begin Data shown

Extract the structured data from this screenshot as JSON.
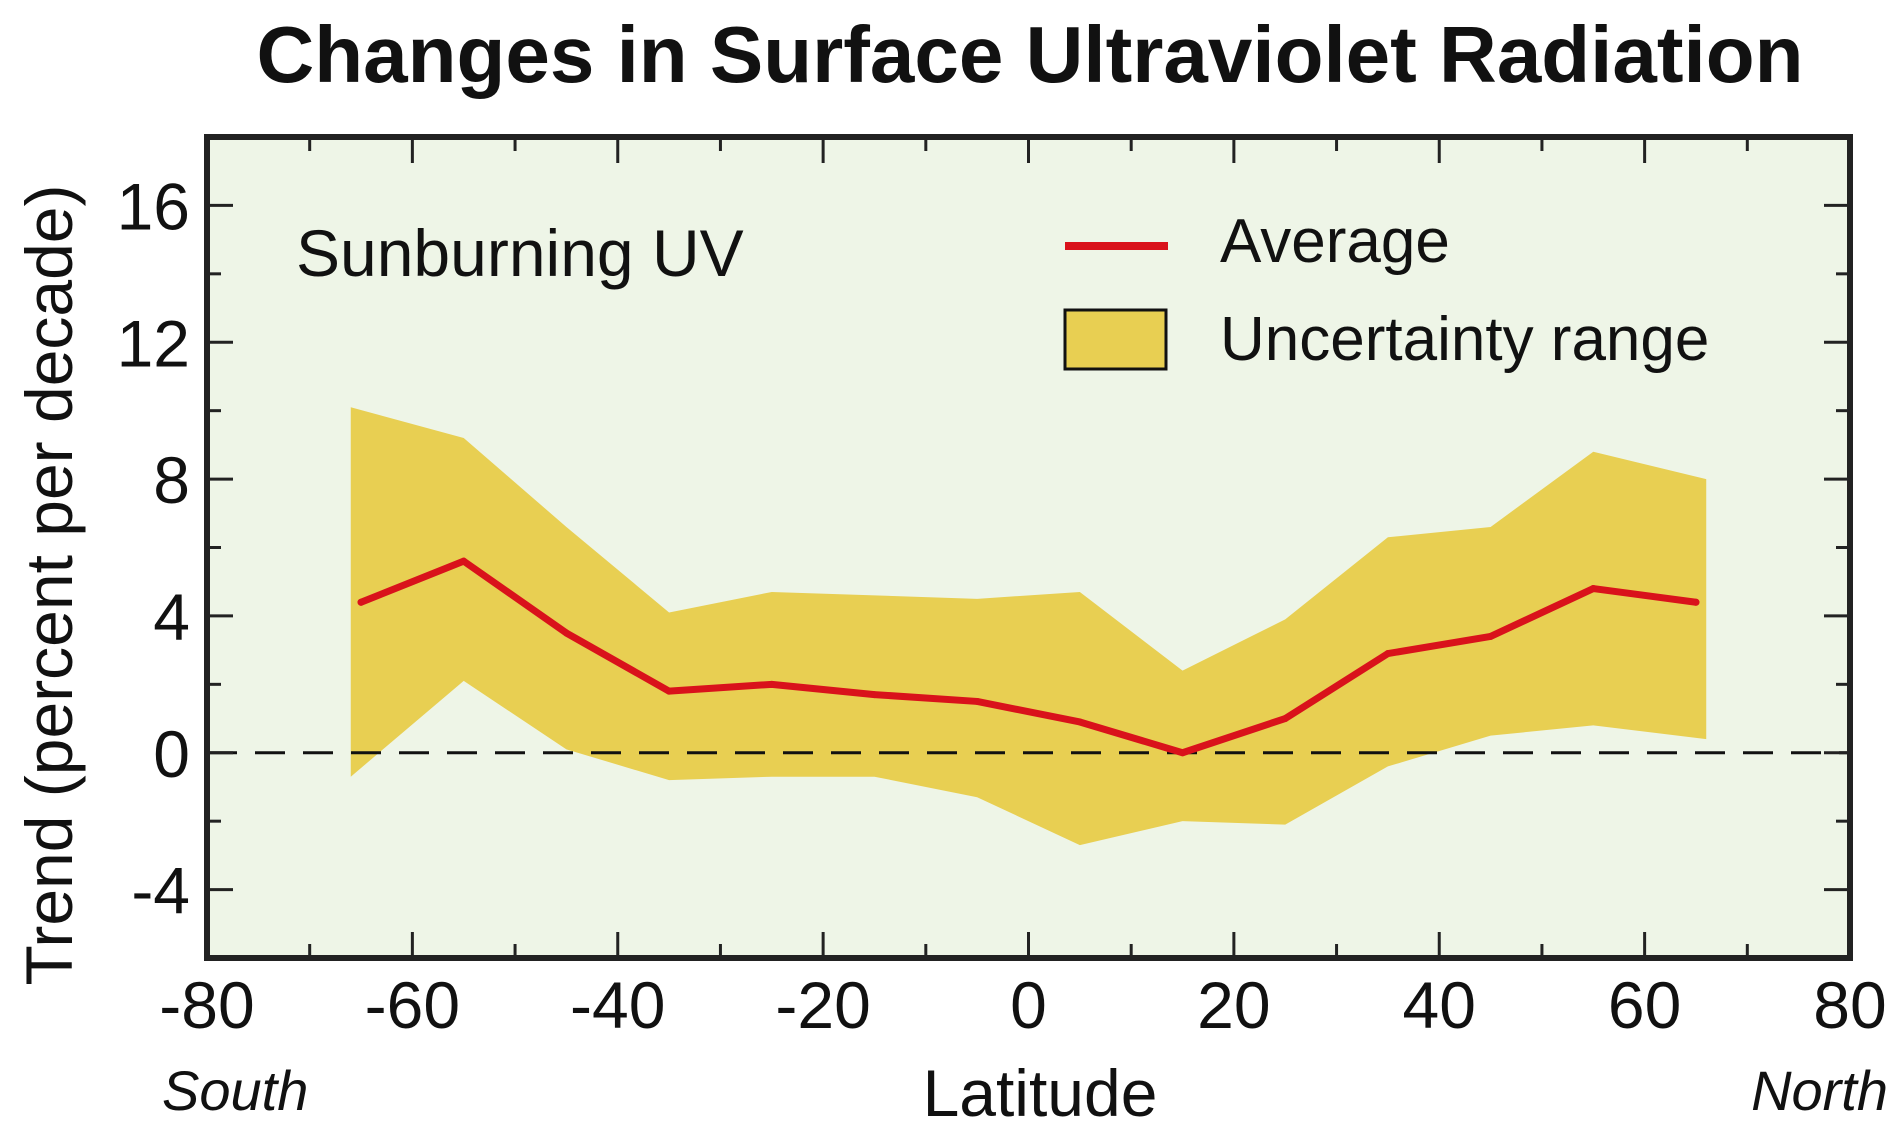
{
  "chart_data": {
    "type": "area",
    "title": "Changes in Surface Ultraviolet Radiation",
    "panel_label": "Sunburning UV",
    "xlabel": "Latitude",
    "ylabel": "Trend (percent per decade)",
    "x_direction_labels": {
      "left": "South",
      "right": "North"
    },
    "xlim": [
      -80,
      80
    ],
    "ylim": [
      -6,
      18
    ],
    "x_ticks": [
      -80,
      -60,
      -40,
      -20,
      0,
      20,
      40,
      60,
      80
    ],
    "y_ticks": [
      -4,
      0,
      4,
      8,
      12,
      16
    ],
    "x": [
      -65,
      -55,
      -45,
      -35,
      -25,
      -15,
      -5,
      5,
      15,
      25,
      35,
      45,
      55,
      65
    ],
    "series": [
      {
        "name": "Average",
        "type": "line",
        "color": "#d9121b",
        "values": [
          4.4,
          5.6,
          3.5,
          1.8,
          2.0,
          1.7,
          1.5,
          0.9,
          0.0,
          1.0,
          2.9,
          3.4,
          4.8,
          4.4
        ]
      },
      {
        "name": "Uncertainty range",
        "type": "band",
        "color": "#e8cf52",
        "band_x": [
          -66,
          -55,
          -45,
          -35,
          -25,
          -15,
          -5,
          5,
          15,
          25,
          35,
          45,
          55,
          66
        ],
        "upper": [
          10.1,
          9.2,
          6.6,
          4.1,
          4.7,
          4.6,
          4.5,
          4.7,
          2.4,
          3.9,
          6.3,
          6.6,
          8.8,
          8.0
        ],
        "lower": [
          -0.7,
          2.1,
          0.1,
          -0.8,
          -0.7,
          -0.7,
          -1.3,
          -2.7,
          -2.0,
          -2.1,
          -0.4,
          0.5,
          0.8,
          0.4
        ]
      }
    ],
    "reference_line": {
      "y": 0,
      "style": "dashed"
    },
    "legend": {
      "position": "top-right",
      "entries": [
        "Average",
        "Uncertainty range"
      ]
    },
    "grid": false,
    "plot_background": "#eef5e7",
    "axis_color": "#222222"
  }
}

end Data shown

Determine the number of lines in these entries that contain the word "range", and write only that number.

2